WRITTEN REQUEST: In the listing below, count the lines with "image" and report only the figure.

○ ○ ○ ○ ○

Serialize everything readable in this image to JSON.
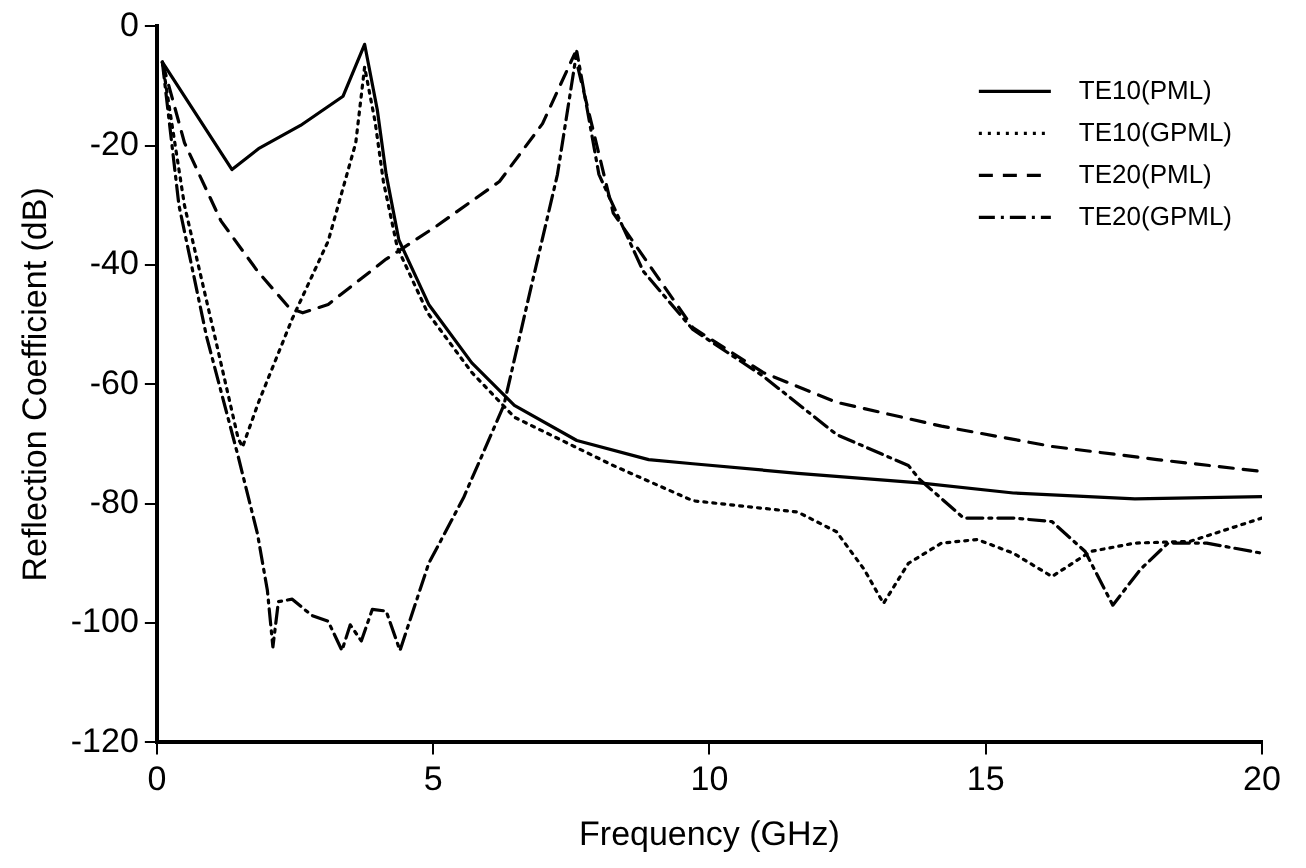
{
  "chart_data": {
    "type": "line",
    "xlabel": "Frequency (GHz)",
    "ylabel": "Reflection Coefficient (dB)",
    "xlim": [
      0,
      20
    ],
    "xticks": [
      0,
      5,
      10,
      15,
      20
    ],
    "ylim": [
      -120,
      0
    ],
    "yticks": [
      -120,
      -100,
      -80,
      -60,
      -40,
      -20,
      0
    ],
    "grid": false,
    "legend": "top right",
    "marker": "none",
    "series": [
      {
        "name": "TE10(PML)",
        "color": "#000000",
        "line_style": "solid",
        "x": [
          0.1,
          1.36,
          1.84,
          2.6,
          3.37,
          3.76,
          3.99,
          4.15,
          4.38,
          4.92,
          5.7,
          6.47,
          7.6,
          8.9,
          9.7,
          11.6,
          13.8,
          15.5,
          17.7,
          20
        ],
        "values": [
          -6,
          -24,
          -20.5,
          -16.6,
          -11.7,
          -3,
          -14,
          -24.8,
          -35.8,
          -46.6,
          -56.4,
          -63.5,
          -69.4,
          -72.6,
          -73.3,
          -74.9,
          -76.5,
          -78.2,
          -79.2,
          -78.8
        ]
      },
      {
        "name": "TE10(GPML)",
        "color": "#000000",
        "line_style": "dotted",
        "x": [
          0.1,
          0.5,
          1.05,
          1.47,
          1.55,
          1.84,
          2.45,
          3.1,
          3.6,
          3.76,
          3.95,
          4.1,
          4.35,
          4.9,
          5.7,
          6.47,
          8.26,
          9.7,
          11.6,
          12.3,
          12.8,
          13.15,
          13.6,
          14.2,
          14.85,
          15.5,
          16.2,
          16.9,
          17.7,
          18.7,
          20
        ],
        "values": [
          -6,
          -30,
          -52,
          -69,
          -70.5,
          -63,
          -49,
          -36,
          -19.5,
          -6.8,
          -16,
          -26,
          -37,
          -48,
          -58,
          -65.5,
          -73.6,
          -79.5,
          -81.4,
          -84.7,
          -91,
          -96.7,
          -90,
          -86.6,
          -86,
          -88.3,
          -92.2,
          -88,
          -86.6,
          -86.3,
          -82.4
        ]
      },
      {
        "name": "TE20(PML)",
        "color": "#000000",
        "line_style": "dashed",
        "x": [
          0.1,
          0.5,
          1.16,
          1.82,
          2.4,
          2.64,
          3.1,
          4.15,
          5.04,
          6.2,
          6.98,
          7.56,
          8.26,
          9.7,
          10.97,
          12.3,
          14.2,
          16.2,
          18.1,
          20
        ],
        "values": [
          -6,
          -19.5,
          -32.6,
          -41,
          -47.2,
          -48,
          -46.6,
          -39,
          -33.6,
          -26,
          -16.3,
          -4.6,
          -31.3,
          -50.5,
          -58,
          -63,
          -67,
          -70.4,
          -72.6,
          -74.6
        ]
      },
      {
        "name": "TE20(GPML)",
        "color": "#000000",
        "line_style": "dashdot",
        "x": [
          0.1,
          0.4,
          0.9,
          1.47,
          1.82,
          2.0,
          2.1,
          2.2,
          2.45,
          2.8,
          3.1,
          3.35,
          3.5,
          3.7,
          3.9,
          4.15,
          4.4,
          4.92,
          5.55,
          6.28,
          6.7,
          7.25,
          7.6,
          8.0,
          8.8,
          9.7,
          10.97,
          12.3,
          13.6,
          13.8,
          14.6,
          15.5,
          16.2,
          16.8,
          17.3,
          17.8,
          18.3,
          19.0,
          20
        ],
        "values": [
          -6,
          -30,
          -52,
          -72,
          -85,
          -94.5,
          -104,
          -96.4,
          -96,
          -98.7,
          -99.7,
          -104.6,
          -100.3,
          -103,
          -97.7,
          -98,
          -104.6,
          -90,
          -79,
          -63.5,
          -46.6,
          -24.8,
          -4.2,
          -24.8,
          -41,
          -50.8,
          -58.6,
          -68.4,
          -73.6,
          -75.9,
          -82.4,
          -82.4,
          -83,
          -88,
          -97,
          -91,
          -86.6,
          -86.6,
          -88.3
        ]
      }
    ]
  }
}
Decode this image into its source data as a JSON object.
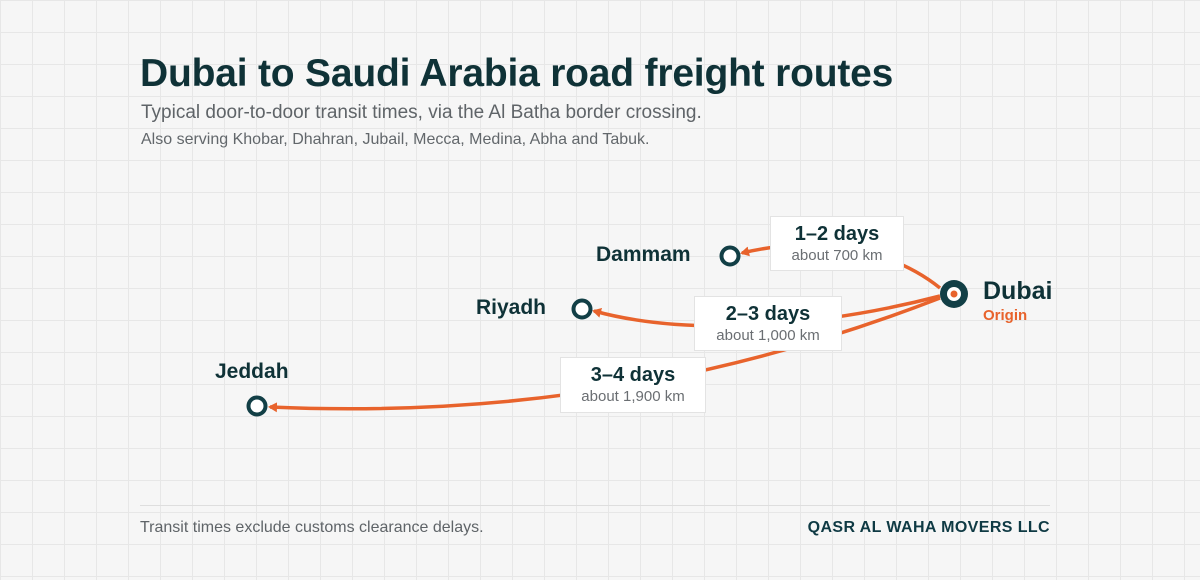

○ ○ ○ ○ ○

WORKED SOLUTION: 2